SUPPLIED PASSAGE →
──────

The present case involves an employer, the Grand Union Company, which seeks to use this salutary exemption as a license to double its employee’s workweek without any additional compensation. The manner in which this end-run around the Fair Labor Standards Act is accomplished is outlined in the majority opinion. I summarize the facts here briefly to place in context the basis for my disagreement with the majority of the panel.

30

George Kavanagh was employed by the Grand Union Company during two periods between 1994 and 1996. Kavanagh’s job was to service the refrigeration equipment in fifty-six Grand Union supermarkets in New York, New Jersey and Connecticut. Kavanagh was paid $10.00 per hour for an eight hour work day. Because of the far-flung location of Grand Union’s operations, Kavanagh was often required to travel as many hours, if not more, than he worked in any day or week. Grand Union declined to pay Kavanagh for this travel, although it reimbursed him for gas and mileage. Grand Union would call Kavanagh at home and tell him which of its far-flung supermarkets he was to report to the next day or on some occasions the next week. Depending upon the location of the store, Kavanagh’s travel time ranged between five and one-half and nine and one-half hours per day. Kavanagh, who lives on Long Island, does not seek compensation for travel to and from work in Nassau, Suffolk or Queens Counties. Instead, he seeks compensation for the extraordinary travel to more distant points in the tri-state area.

31

Grand Union asserts that this extraordinary travel is not compensable because it occurred before and after Kavanagh’s regular work day. Moreover, Grand Union insists that it is entitled to avail itself of this exemption to the FLSA even though the distances traveled are not due to plaintiff’s choice of where to live. Kavanagh would concededly be required to travel comparable distances to get to his work in New York City and Long Island if he moved to upstate New York, Connecticut or New Jersey.

──────

YOUR TASKS →
A. Answer these questions from the opinion excerpt, marking each answer (i), (ii), or (iii) to match:
(i) What hourly wage did Kavanagh earn?
(ii) How many Grand Union supermarkets did he service?
(iii) On what ground does Grand Union claim the extraordinary travel is not compensable?
B. According to the opinion excerpt, why did Kavanagh often spend as many hours traveling as working? Explain in one to three sentences.

[Dataset records]

──────

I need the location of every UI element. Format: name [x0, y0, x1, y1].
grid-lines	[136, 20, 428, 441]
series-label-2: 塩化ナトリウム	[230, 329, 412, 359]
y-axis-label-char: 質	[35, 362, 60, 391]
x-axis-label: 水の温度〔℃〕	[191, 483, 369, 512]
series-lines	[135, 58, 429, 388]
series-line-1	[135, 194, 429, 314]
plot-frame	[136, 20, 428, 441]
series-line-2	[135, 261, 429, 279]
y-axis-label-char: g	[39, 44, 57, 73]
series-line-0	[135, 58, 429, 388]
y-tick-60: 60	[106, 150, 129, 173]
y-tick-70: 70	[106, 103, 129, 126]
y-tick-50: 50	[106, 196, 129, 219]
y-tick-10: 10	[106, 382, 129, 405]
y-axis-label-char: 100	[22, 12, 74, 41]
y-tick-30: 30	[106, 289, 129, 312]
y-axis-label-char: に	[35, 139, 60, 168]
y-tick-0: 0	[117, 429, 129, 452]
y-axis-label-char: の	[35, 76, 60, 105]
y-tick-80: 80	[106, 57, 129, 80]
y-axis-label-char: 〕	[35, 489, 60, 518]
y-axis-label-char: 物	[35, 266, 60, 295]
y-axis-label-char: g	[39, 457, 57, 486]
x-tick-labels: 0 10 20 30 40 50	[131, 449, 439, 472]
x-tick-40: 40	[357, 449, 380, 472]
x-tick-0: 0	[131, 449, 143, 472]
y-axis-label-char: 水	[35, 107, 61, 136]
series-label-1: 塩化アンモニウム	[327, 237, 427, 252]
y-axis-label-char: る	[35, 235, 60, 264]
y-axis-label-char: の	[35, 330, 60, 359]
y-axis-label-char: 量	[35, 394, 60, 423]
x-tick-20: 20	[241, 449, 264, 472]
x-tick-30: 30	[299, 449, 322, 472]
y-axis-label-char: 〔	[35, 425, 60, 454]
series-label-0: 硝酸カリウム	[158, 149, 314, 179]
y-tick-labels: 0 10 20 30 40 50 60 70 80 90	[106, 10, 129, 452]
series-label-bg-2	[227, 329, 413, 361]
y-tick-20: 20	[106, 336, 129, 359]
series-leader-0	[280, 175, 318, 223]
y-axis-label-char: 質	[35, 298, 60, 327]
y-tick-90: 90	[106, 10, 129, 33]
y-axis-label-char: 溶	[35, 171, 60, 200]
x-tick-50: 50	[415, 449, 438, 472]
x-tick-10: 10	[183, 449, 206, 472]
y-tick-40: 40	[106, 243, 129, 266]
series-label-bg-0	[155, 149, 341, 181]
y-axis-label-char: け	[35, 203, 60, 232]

──────

TASK ANSWERS →
A.
(i) $10.00 per hour, for an eight-hour work day.
(ii) Fifty-six.
(iii) The travel took place before and after Kavanagh's regular work day.

B. Grand Union's operations were far-flung, with fifty-six supermarkets across New York, New Jersey and Connecticut. The company would call him at home to tell him which store to report to. Depending on the store's location, his travel ranged from five and one-half to nine and one-half hours per day.